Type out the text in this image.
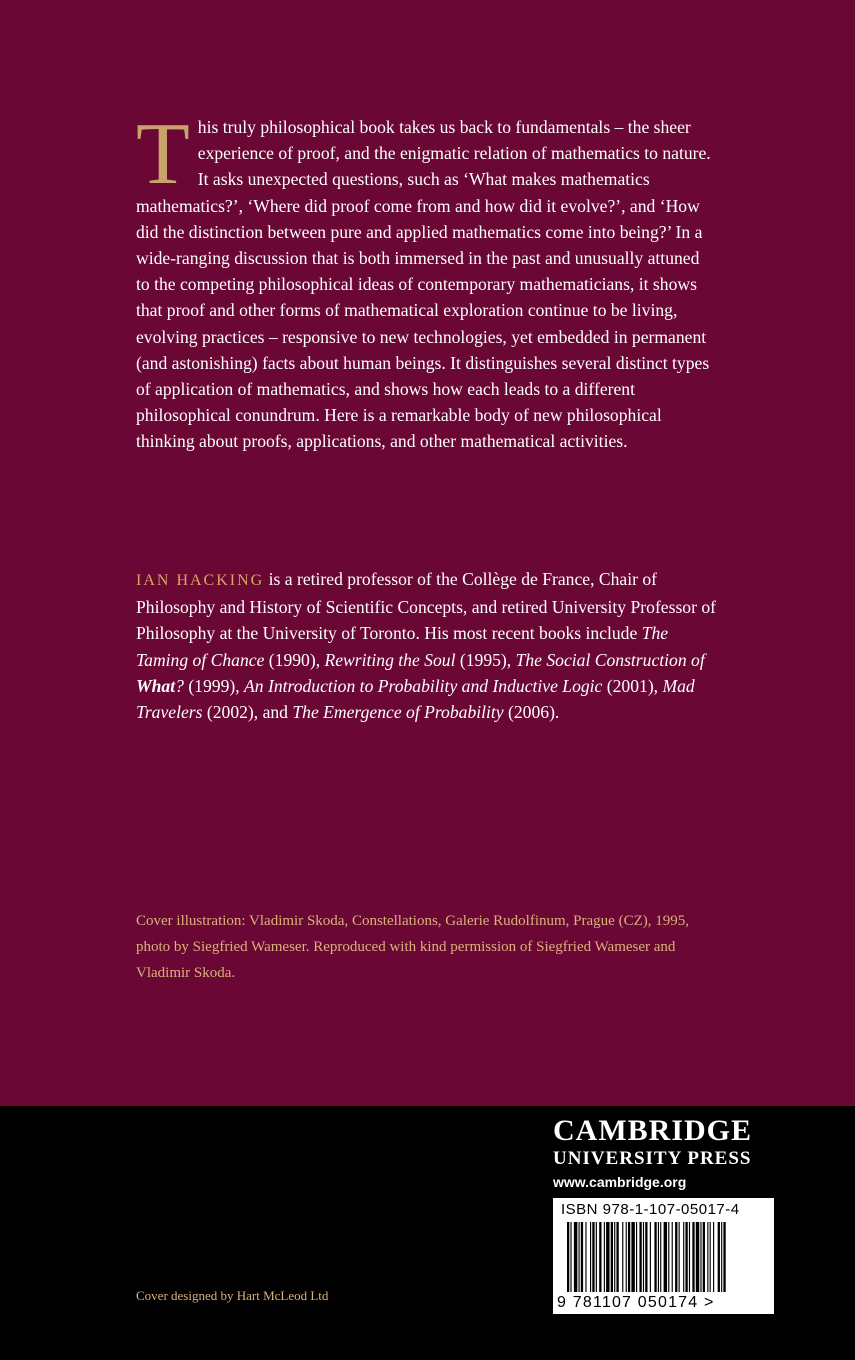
T his truly philosophical book takes us back to fundamentals – the sheer experience of proof, and the enigmatic relation of mathematics to nature. It asks unexpected questions, such as ‘What makes mathematics mathematics?’, ‘Where did proof come from and how did it evolve?’, and ‘How did the distinction between pure and applied mathematics come into being?’ In a wide-ranging discussion that is both immersed in the past and unusually attuned to the competing philosophical ideas of contemporary mathematicians, it shows that proof and other forms of mathematical exploration continue to be living, evolving practices – responsive to new technologies, yet embedded in permanent (and astonishing) facts about human beings. It distinguishes several distinct types of application of mathematics, and shows how each leads to a different philosophical conundrum. Here is a remarkable body of new philosophical thinking about proofs, applications, and other mathematical activities.
IAN HACKING is a retired professor of the Collège de France, Chair of Philosophy and History of Scientific Concepts, and retired University Professor of Philosophy at the University of Toronto. His most recent books include The Taming of Chance (1990), Rewriting the Soul (1995), The Social Construction of What? (1999), An Introduction to Probability and Inductive Logic (2001), Mad Travelers (2002), and The Emergence of Probability (2006).
Cover illustration: Vladimir Skoda, Constellations, Galerie Rudolfinum, Prague (CZ), 1995, photo by Siegfried Wameser. Reproduced with kind permission of Siegfried Wameser and Vladimir Skoda.
Cover designed by Hart McLeod Ltd
CAMBRIDGE
UNIVERSITY PRESS
www.cambridge.org
ISBN 978-1-107-05017-4
9 781107 050174 >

→ **Problem requirements**
Copy the material above in full and exactly, skipping pictures.

→ **Response below**
Type out the text in this image.
T his truly philosophical book takes us back to fundamentals – the sheer experience of proof, and the enigmatic relation of mathematics to nature. It asks unexpected questions, such as ‘What makes mathematics mathematics?’, ‘Where did proof come from and how did it evolve?’, and ‘How did the distinction between pure and applied mathematics come into being?’ In a wide-ranging discussion that is both immersed in the past and unusually attuned to the competing philosophical ideas of contemporary mathematicians, it shows that proof and other forms of mathematical exploration continue to be living, evolving practices – responsive to new technologies, yet embedded in permanent (and astonishing) facts about human beings. It distinguishes several distinct types of application of mathematics, and shows how each leads to a different philosophical conundrum. Here is a remarkable body of new philosophical thinking about proofs, applications, and other mathematical activities.
IAN HACKING is a retired professor of the Collège de France, Chair of Philosophy and History of Scientific Concepts, and retired University Professor of Philosophy at the University of Toronto. His most recent books include The Taming of Chance (1990), Rewriting the Soul (1995), The Social Construction of What? (1999), An Introduction to Probability and Inductive Logic (2001), Mad Travelers (2002), and The Emergence of Probability (2006).
Cover illustration: Vladimir Skoda, Constellations, Galerie Rudolfinum, Prague (CZ), 1995, photo by Siegfried Wameser. Reproduced with kind permission of Siegfried Wameser and Vladimir Skoda.
Cover designed by Hart McLeod Ltd
CAMBRIDGE
UNIVERSITY PRESS
www.cambridge.org
ISBN 978-1-107-05017-4
9 781107 050174 >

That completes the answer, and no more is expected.